Listed records:

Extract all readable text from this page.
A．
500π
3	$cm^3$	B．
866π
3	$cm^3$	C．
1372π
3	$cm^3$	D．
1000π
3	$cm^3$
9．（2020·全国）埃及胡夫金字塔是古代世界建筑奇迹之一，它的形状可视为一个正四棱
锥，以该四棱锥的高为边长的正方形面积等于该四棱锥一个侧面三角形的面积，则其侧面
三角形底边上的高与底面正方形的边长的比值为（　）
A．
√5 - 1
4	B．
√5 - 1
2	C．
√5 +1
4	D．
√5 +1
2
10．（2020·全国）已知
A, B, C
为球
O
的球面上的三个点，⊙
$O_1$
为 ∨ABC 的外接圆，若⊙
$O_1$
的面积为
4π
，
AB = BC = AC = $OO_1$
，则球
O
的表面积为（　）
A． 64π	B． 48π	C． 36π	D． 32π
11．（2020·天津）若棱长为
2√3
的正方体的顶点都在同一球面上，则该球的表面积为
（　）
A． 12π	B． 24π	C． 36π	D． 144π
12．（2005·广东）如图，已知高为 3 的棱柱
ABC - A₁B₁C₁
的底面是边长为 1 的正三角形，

Exercise objective: Please quote the data above in full, with no line missing.

The response:
Extract all readable text from this page.
A．
500π
3	$cm^3$	B．
866π
3	$cm^3$	C．
1372π
3	$cm^3$	D．
1000π
3	$cm^3$
9．（2020·全国）埃及胡夫金字塔是古代世界建筑奇迹之一，它的形状可视为一个正四棱
锥，以该四棱锥的高为边长的正方形面积等于该四棱锥一个侧面三角形的面积，则其侧面
三角形底边上的高与底面正方形的边长的比值为（　）
A．
√5 - 1
4	B．
√5 - 1
2	C．
√5 +1
4	D．
√5 +1
2
10．（2020·全国）已知
A, B, C
为球
O
的球面上的三个点，⊙
$O_1$
为 ∨ABC 的外接圆，若⊙
$O_1$
的面积为
4π
，
AB = BC = AC = $OO_1$
，则球
O
的表面积为（　）
A． 64π	B． 48π	C． 36π	D． 32π
11．（2020·天津）若棱长为
2√3
的正方体的顶点都在同一球面上，则该球的表面积为
（　）
A． 12π	B． 24π	C． 36π	D． 144π
12．（2005·广东）如图，已知高为 3 的棱柱
ABC - A₁B₁C₁
的底面是边长为 1 的正三角形，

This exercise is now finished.